(YOUR INSTRUCTIONS): Return the lines below that carry the word "Select".

════════════════

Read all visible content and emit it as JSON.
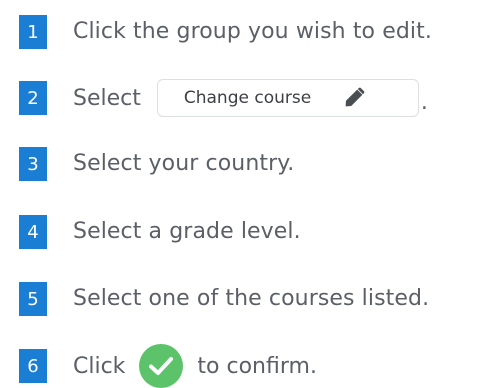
{
  "steps": [
    {
      "number": "1",
      "text": "Click the group you wish to edit."
    },
    {
      "number": "2",
      "text_before": "Select",
      "button_label": "Change course",
      "text_after": "."
    },
    {
      "number": "3",
      "text": "Select your country."
    },
    {
      "number": "4",
      "text": "Select a grade level."
    },
    {
      "number": "5",
      "text": "Select one of the courses listed."
    },
    {
      "number": "6",
      "text_before": "Click",
      "text_after": "to confirm."
    }
  ],
  "icons": {
    "pencil": "pencil-icon",
    "confirm": "checkmark-icon"
  },
  "colors": {
    "step_badge": "#1a7fd4",
    "confirm_button": "#5cc36a",
    "text": "#5b5f66"
  }
}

════════════════

(SOLUTION TO THE EXERCISE):
      "text_before": "Select",
      "text": "Select your country."
      "text": "Select a grade level."
      "text": "Select one of the courses listed."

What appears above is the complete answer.